Stated exercise:
Give the entries from the line with "connector-line bbox=[281, 1634, 524, 1664]" to the line with "highlight-circle bbox=[126, 1297, 264, 1435]" as a numbered list, leaving out blank lines.

Stored records:
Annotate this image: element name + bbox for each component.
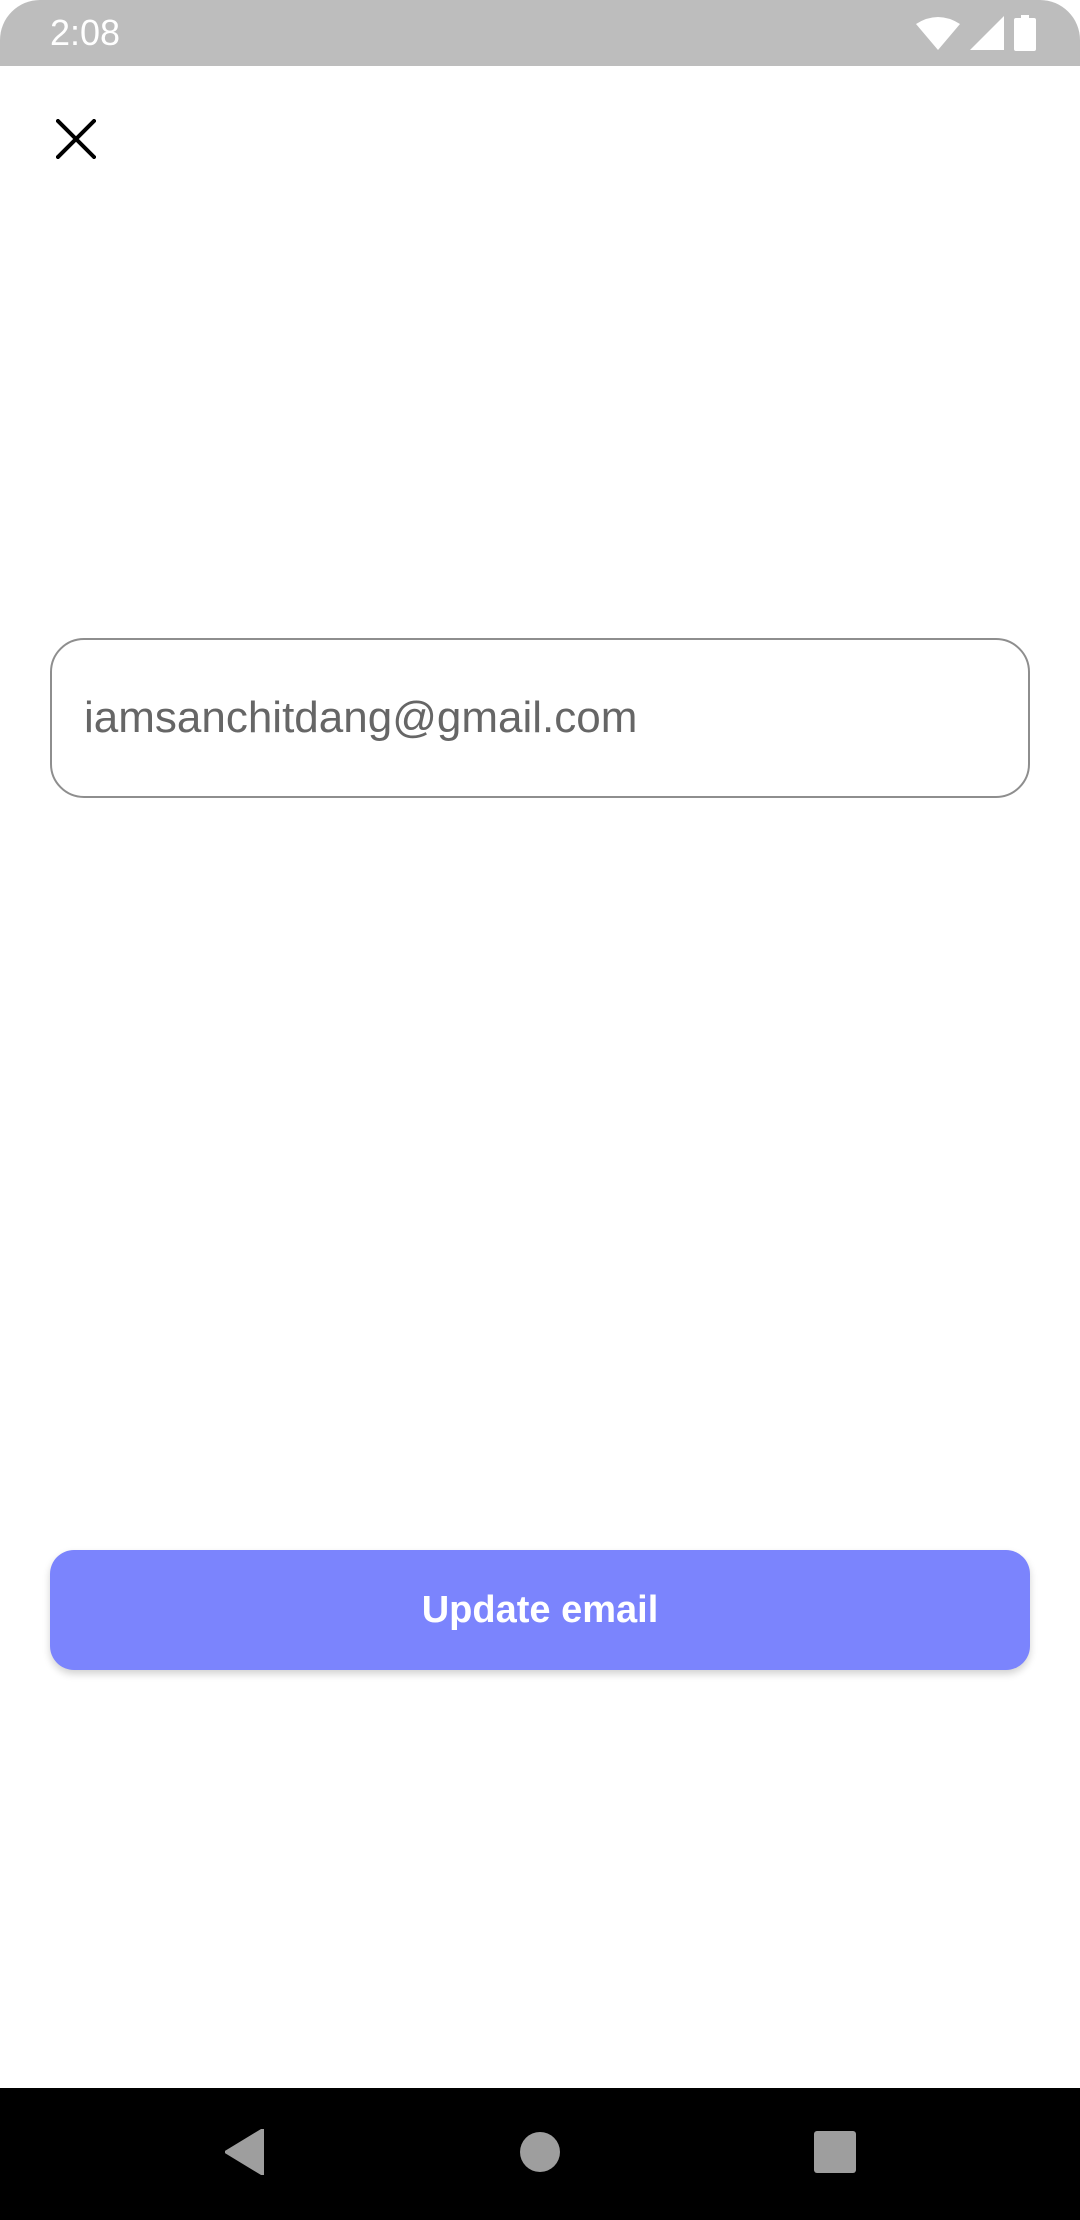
close-button[interactable] xyxy=(38,103,114,179)
status-time: 2:08 xyxy=(50,12,121,53)
status-icons xyxy=(916,15,1036,51)
update-email-button[interactable]: Update email xyxy=(50,1550,1030,1670)
recents-icon xyxy=(814,2130,856,2178)
back-button[interactable] xyxy=(185,2088,305,2220)
home-button[interactable] xyxy=(480,2088,600,2220)
status-bar: 2:08 xyxy=(0,0,1080,66)
close-icon xyxy=(55,117,97,164)
battery-icon xyxy=(1014,15,1036,51)
email-input[interactable] xyxy=(84,640,994,796)
recents-button[interactable] xyxy=(775,2088,895,2220)
cell-signal-icon xyxy=(970,16,1004,50)
home-icon xyxy=(520,2131,560,2177)
email-field[interactable] xyxy=(50,638,1030,798)
navigation-bar xyxy=(0,2088,1080,2220)
back-icon xyxy=(224,2127,265,2180)
wifi-icon xyxy=(916,16,960,50)
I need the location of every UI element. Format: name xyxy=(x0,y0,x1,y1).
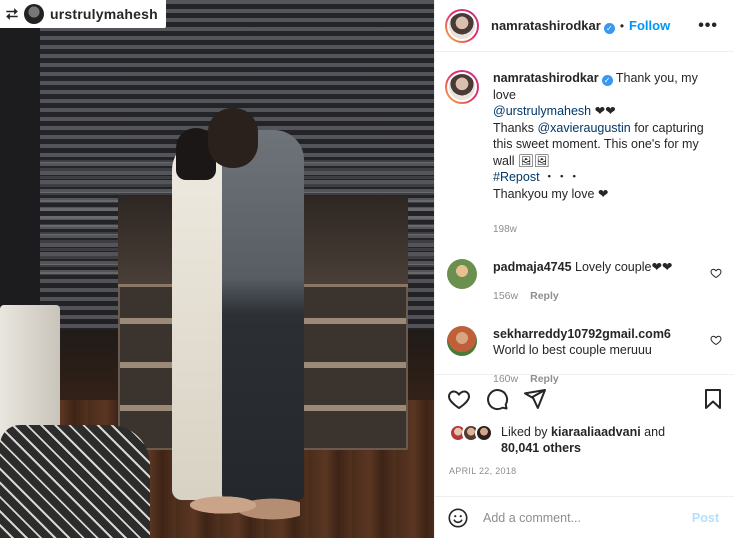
verified-icon: ✓ xyxy=(601,75,613,86)
caption-hearts: ❤❤ xyxy=(591,104,616,118)
liker-username[interactable]: kiaraaliaadvani xyxy=(551,425,641,439)
author-username[interactable]: namratashirodkar ✓ xyxy=(491,18,615,34)
follow-button[interactable]: Follow xyxy=(629,18,670,33)
more-options-icon[interactable]: ••• xyxy=(698,17,724,35)
add-comment-bar: Post xyxy=(435,496,734,538)
post-caption: namratashirodkar ✓ Thank you, my love @ur… xyxy=(435,52,734,239)
caption-avatar[interactable] xyxy=(445,70,479,104)
man-figure xyxy=(222,130,304,500)
like-comment-icon[interactable] xyxy=(710,267,722,279)
post-header: namratashirodkar ✓ • Follow ••• xyxy=(435,0,734,52)
likes-and: and xyxy=(640,425,666,439)
bookmark-icon[interactable] xyxy=(701,387,725,411)
comment-text: World lo best couple meruuu xyxy=(493,342,652,357)
commenter-avatar[interactable] xyxy=(447,258,477,289)
repost-avatar xyxy=(24,4,45,24)
emoji-icon[interactable] xyxy=(447,507,469,529)
repost-username: urstrulymahesh xyxy=(50,6,158,22)
caption-text: Thankyou my love ❤ xyxy=(493,186,609,201)
like-icon[interactable] xyxy=(447,387,471,411)
post-button[interactable]: Post xyxy=(692,511,723,525)
liker-avatars xyxy=(449,424,497,444)
patterned-chair xyxy=(0,425,150,538)
comment-item: padmaja4745 Lovely couple❤❤ 156w Reply xyxy=(435,258,734,304)
feet xyxy=(190,485,300,525)
likes-summary: Liked by kiaraaliaadvani and 80,041 othe… xyxy=(449,424,701,456)
likes-prefix: Liked by xyxy=(501,425,552,439)
caption-text: Thanks xyxy=(493,120,538,135)
separator-dot: • xyxy=(619,18,625,33)
author-avatar[interactable] xyxy=(445,8,479,43)
comment-icon[interactable] xyxy=(485,387,509,411)
commenter-avatar[interactable] xyxy=(447,325,477,356)
like-comment-icon[interactable] xyxy=(710,334,722,346)
action-bar xyxy=(435,374,734,420)
share-icon[interactable] xyxy=(523,387,547,411)
man-head xyxy=(208,108,258,168)
post-sidebar: namratashirodkar ✓ • Follow ••• namratash… xyxy=(434,0,734,538)
mention-link[interactable]: @xavieraugustin xyxy=(537,121,630,135)
hashtag-link[interactable]: #Repost xyxy=(493,170,540,184)
caption-timestamp[interactable]: 198w xyxy=(493,222,711,239)
repost-icon: ⮂ xyxy=(6,5,19,23)
chair-cushion xyxy=(0,305,60,445)
mention-link[interactable]: @urstrulymahesh xyxy=(493,104,591,118)
reply-button[interactable]: Reply xyxy=(530,290,559,302)
likes-count[interactable]: 80,041 others xyxy=(501,441,581,455)
comment-input[interactable] xyxy=(483,510,683,525)
verified-icon: ✓ xyxy=(603,22,615,34)
commenter-username[interactable]: sekharreddy10792gmail.com6 xyxy=(493,327,671,341)
commenter-username[interactable]: padmaja4745 xyxy=(493,260,572,274)
comment-timestamp[interactable]: 156w xyxy=(493,290,518,302)
post-date[interactable]: APRIL 22, 2018 xyxy=(449,466,516,476)
caption-dots: ・・・ xyxy=(539,170,581,184)
comment-text: Lovely couple❤❤ xyxy=(571,259,673,274)
caption-username[interactable]: namratashirodkar xyxy=(493,71,599,85)
repost-badge: ⮂ urstrulymahesh xyxy=(0,0,166,28)
post-photo[interactable]: ⮂ urstrulymahesh xyxy=(0,0,434,538)
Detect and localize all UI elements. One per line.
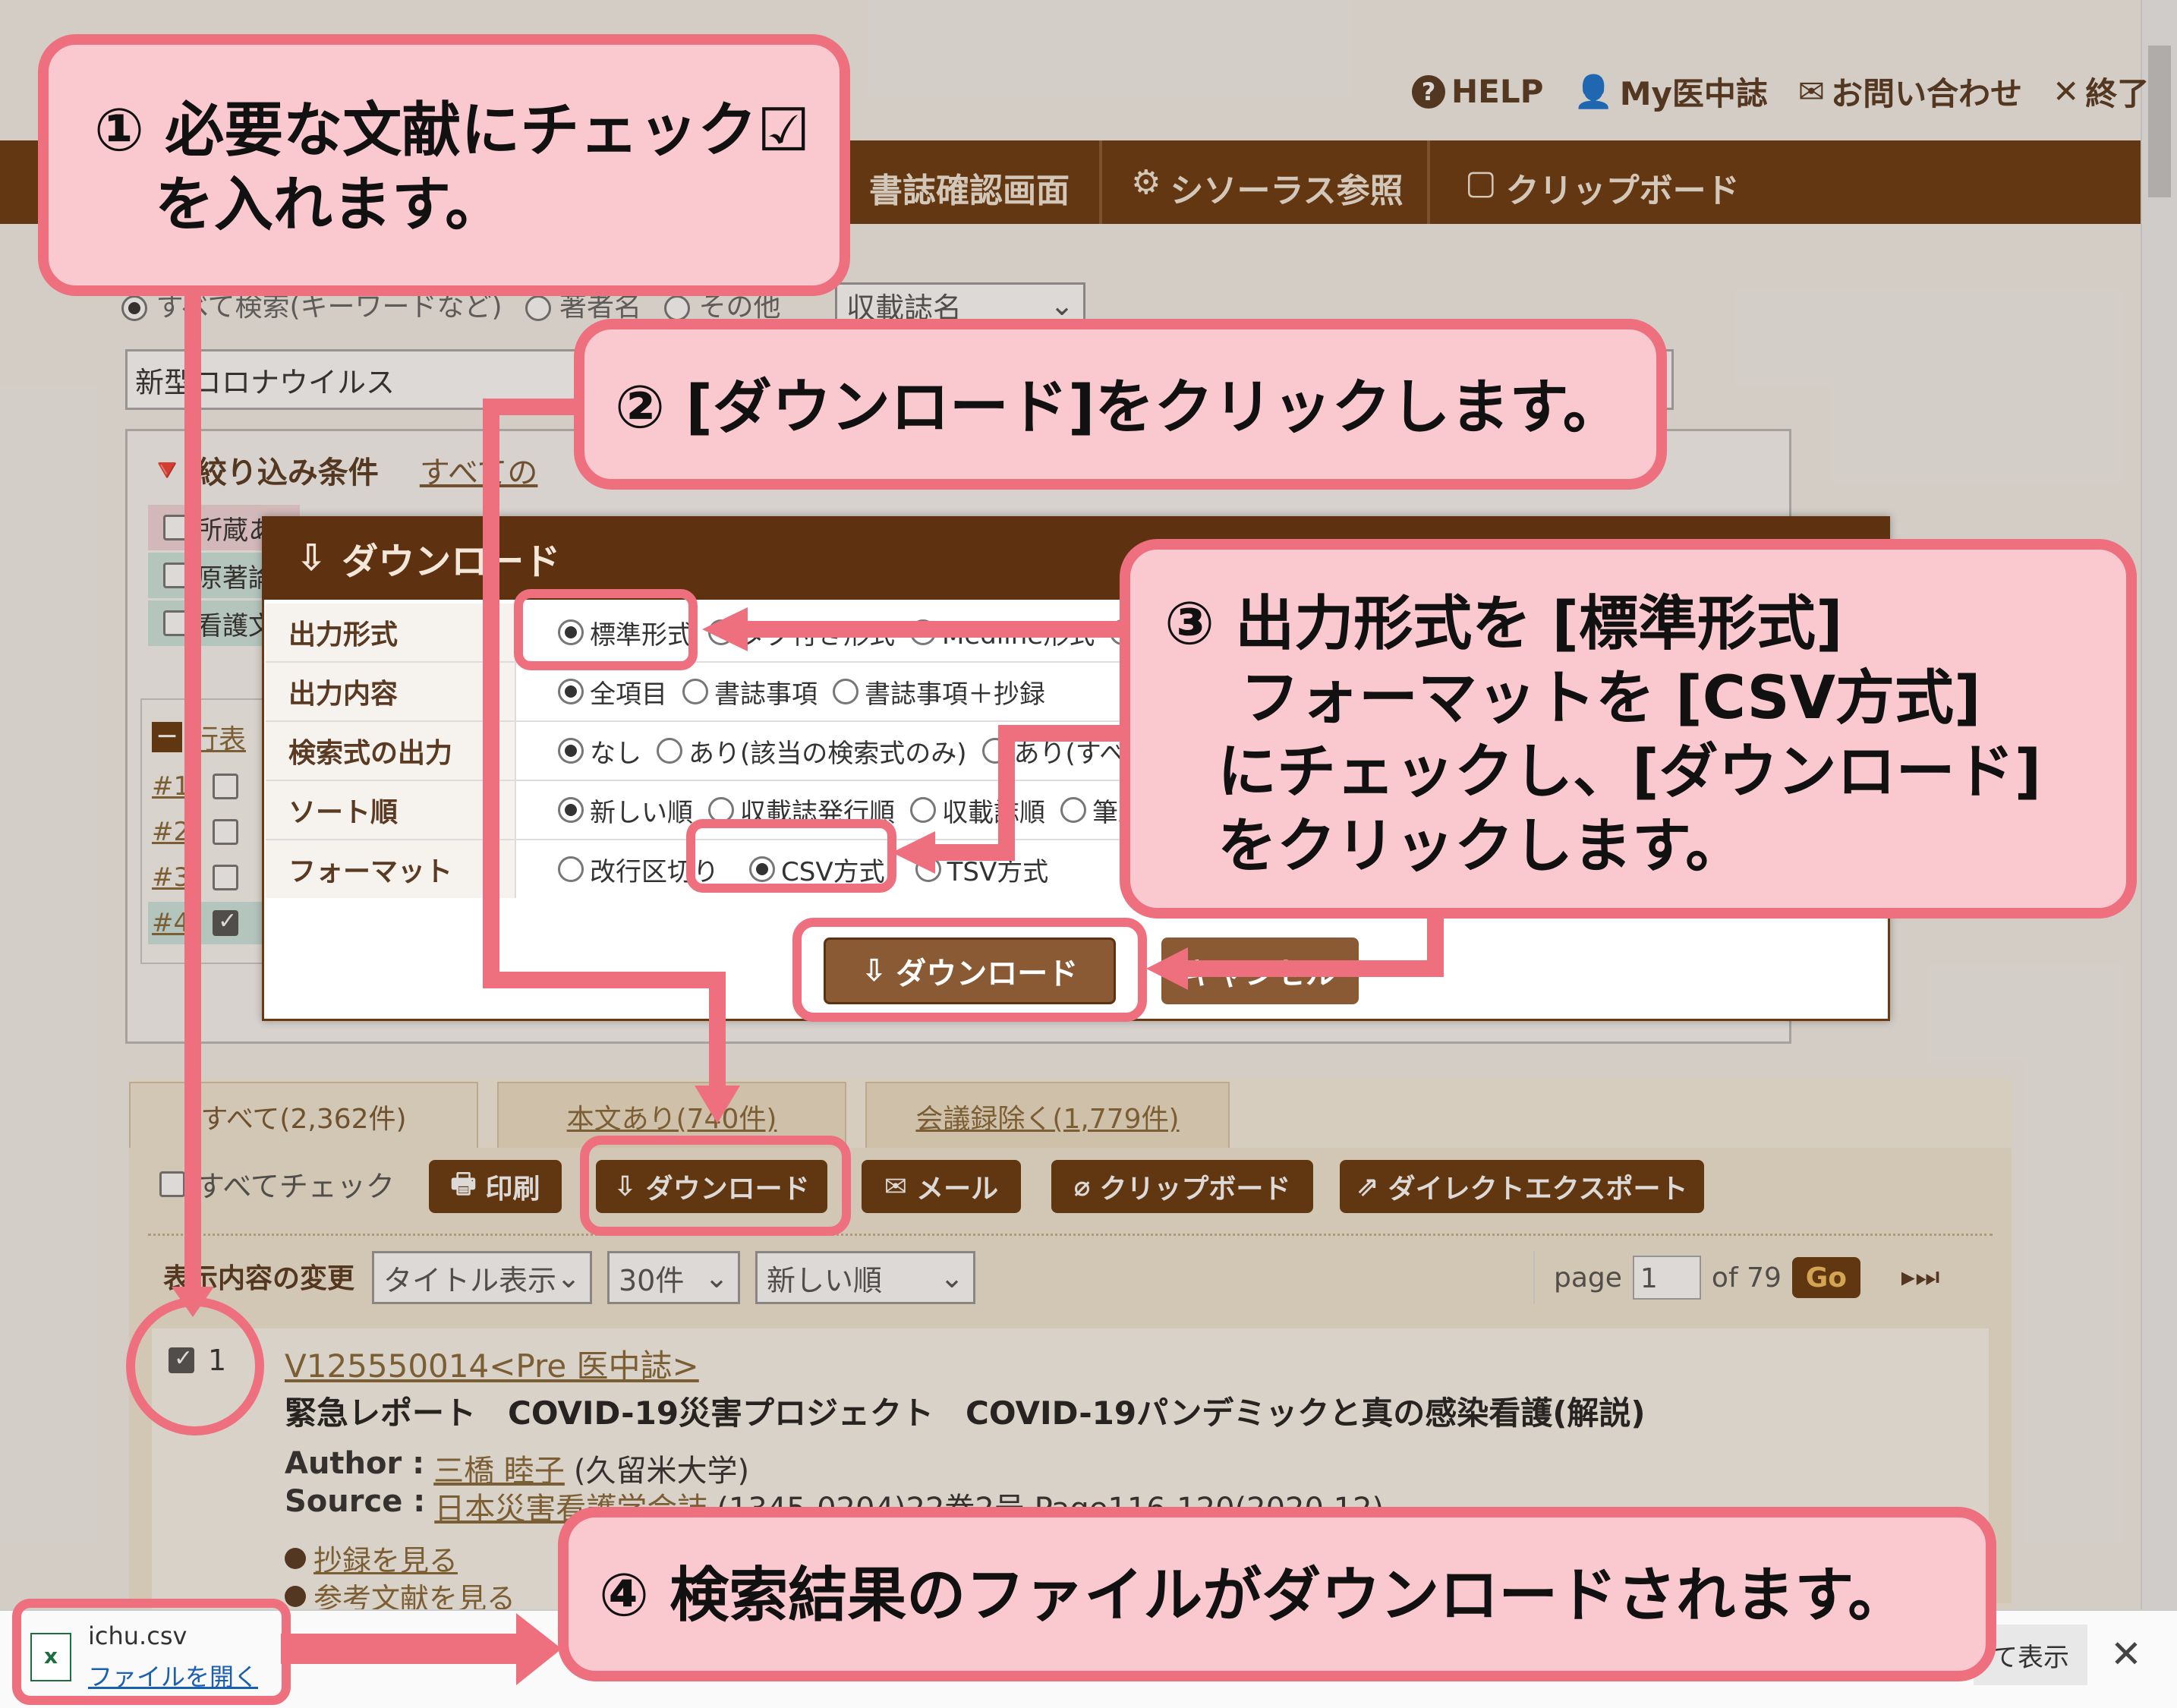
connector-line bbox=[281, 1634, 524, 1664]
connector-line bbox=[998, 725, 1015, 858]
highlight-box bbox=[580, 1136, 851, 1236]
highlight-box bbox=[792, 918, 1147, 1022]
callout-step4: ④ 検索結果のファイルがダウンロードされます。 bbox=[558, 1507, 1996, 1681]
highlight-box bbox=[12, 1599, 291, 1705]
arrow-head bbox=[695, 1086, 740, 1123]
connector-line bbox=[1184, 960, 1444, 977]
connector-line bbox=[709, 972, 726, 1093]
arrow-head bbox=[516, 1613, 562, 1685]
callout-step2: ② [ダウンロード]をクリックします。 bbox=[574, 319, 1667, 490]
connector-line bbox=[483, 399, 499, 983]
highlight-box bbox=[514, 589, 698, 670]
connector-line bbox=[483, 972, 726, 988]
callout-step1: ① 必要な文献にチェック☑ を入れます。 bbox=[38, 34, 850, 296]
connector-line bbox=[926, 844, 1015, 861]
connector-line bbox=[740, 621, 1127, 638]
highlight-circle bbox=[126, 1297, 264, 1435]
connector-line bbox=[184, 288, 201, 1298]
arrow-head bbox=[1146, 947, 1188, 990]
highlight-box bbox=[686, 819, 896, 893]
arrow-head bbox=[702, 607, 748, 651]
callout-step3: ③ 出力形式を [標準形式] フォーマットを [CSV方式] にチェックし、[ダ… bbox=[1120, 539, 2137, 919]
arrow-head bbox=[892, 831, 935, 874]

The solution:
1. connector-line bbox=[281, 1634, 524, 1664]
2. connector-line bbox=[998, 725, 1015, 858]
3. highlight-box bbox=[580, 1136, 851, 1236]
4. highlight-box bbox=[792, 918, 1147, 1022]
5. callout-step4: ④ 検索結果のファイルがダウンロードされます。 bbox=[558, 1507, 1996, 1681]
6. highlight-box bbox=[12, 1599, 291, 1705]
7. arrow-head bbox=[695, 1086, 740, 1123]
8. connector-line bbox=[1184, 960, 1444, 977]
9. connector-line bbox=[709, 972, 726, 1093]
10. arrow-head bbox=[516, 1613, 562, 1685]
11. callout-step2: ② [ダウンロード]をクリックします。 bbox=[574, 319, 1667, 490]
12. connector-line bbox=[483, 399, 499, 983]
13. highlight-box bbox=[514, 589, 698, 670]
14. connector-line bbox=[483, 972, 726, 988]
15. callout-step1: ① 必要な文献にチェック☑ を入れます。 bbox=[38, 34, 850, 296]
16. connector-line bbox=[926, 844, 1015, 861]
17. connector-line bbox=[740, 621, 1127, 638]
18. highlight-circle bbox=[126, 1297, 264, 1435]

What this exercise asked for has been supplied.